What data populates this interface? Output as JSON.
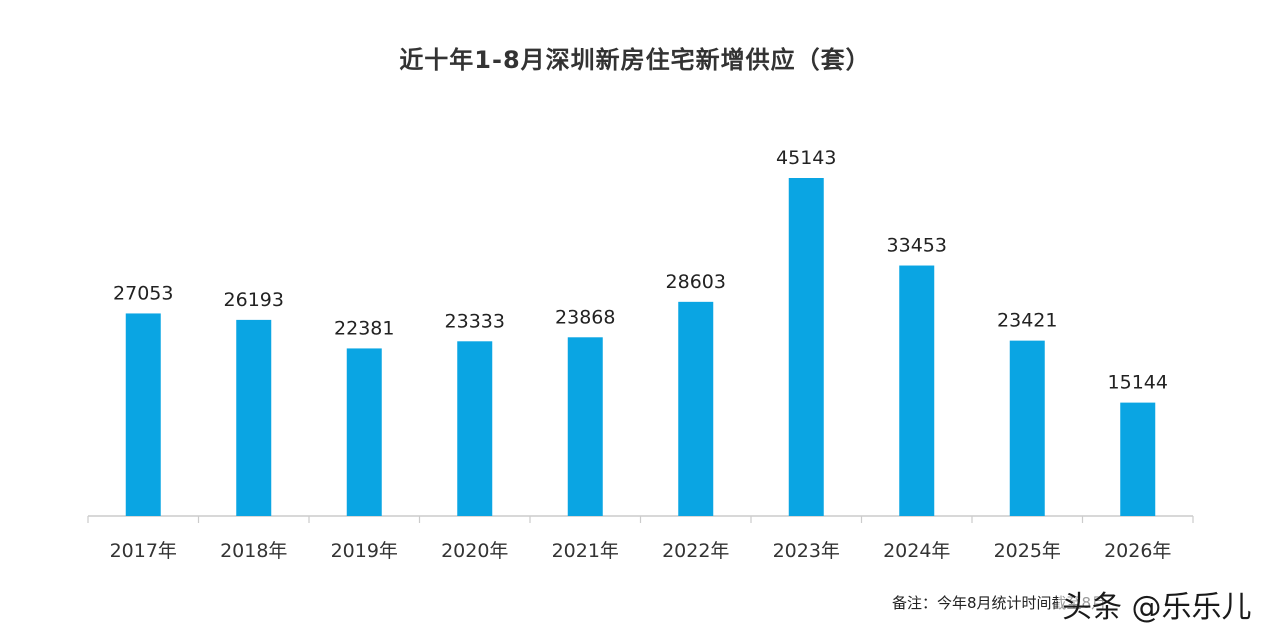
{
  "chart_data": {
    "type": "bar",
    "title": "近十年1-8月深圳新房住宅新增供应（套）",
    "categories": [
      "2017年",
      "2018年",
      "2019年",
      "2020年",
      "2021年",
      "2022年",
      "2023年",
      "2024年",
      "2025年",
      "2026年"
    ],
    "values": [
      27053,
      26193,
      22381,
      23333,
      23868,
      28603,
      45143,
      33453,
      23421,
      15144
    ],
    "data_labels": [
      "27053",
      "26193",
      "22381",
      "23333",
      "23868",
      "28603",
      "45143",
      "33453",
      "23421",
      "15144"
    ],
    "xlabel": "",
    "ylabel": "",
    "ylim": [
      0,
      50000
    ],
    "grid": false,
    "legend": "none",
    "bar_color": "#0AA5E3",
    "axis_color": "#cccccc"
  },
  "note": "备注：今年8月统计时间截至8月",
  "watermark": "头条 @乐乐儿"
}
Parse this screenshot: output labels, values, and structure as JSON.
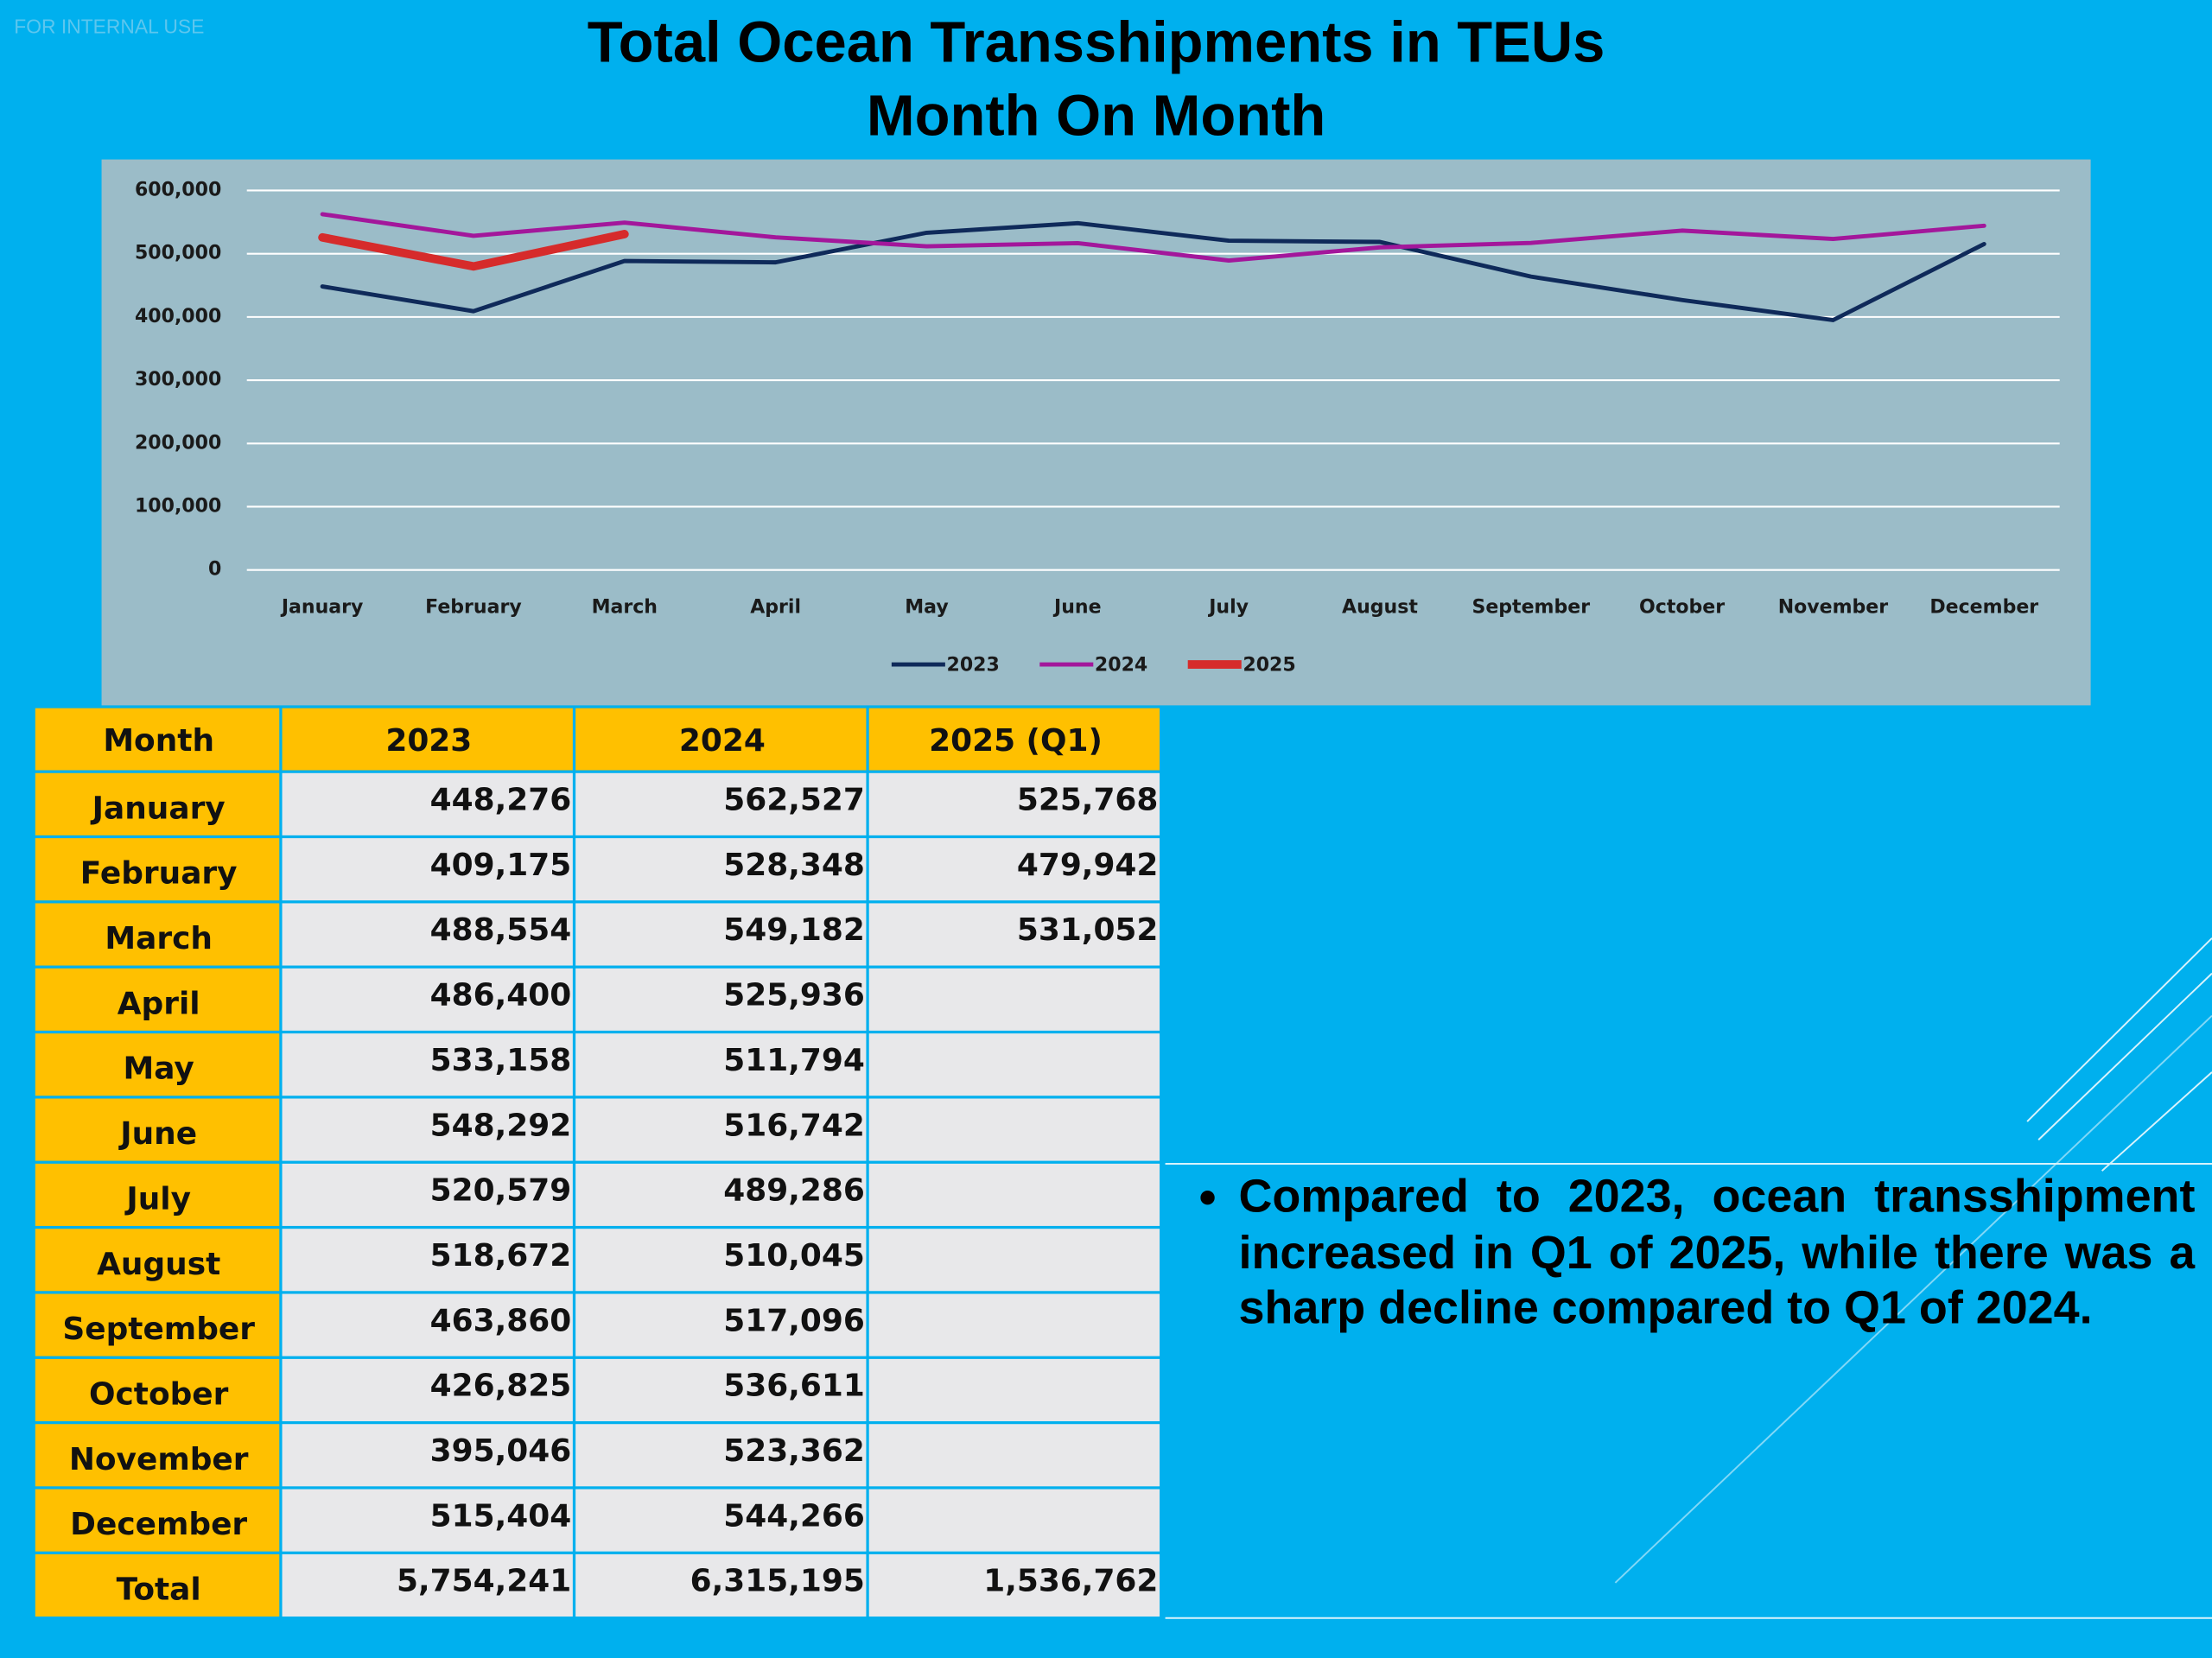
***
(REQUIREMENT): Answer only with how many lines in the records include "values".

(SOLUTION FOR THIS PROBLEM): 2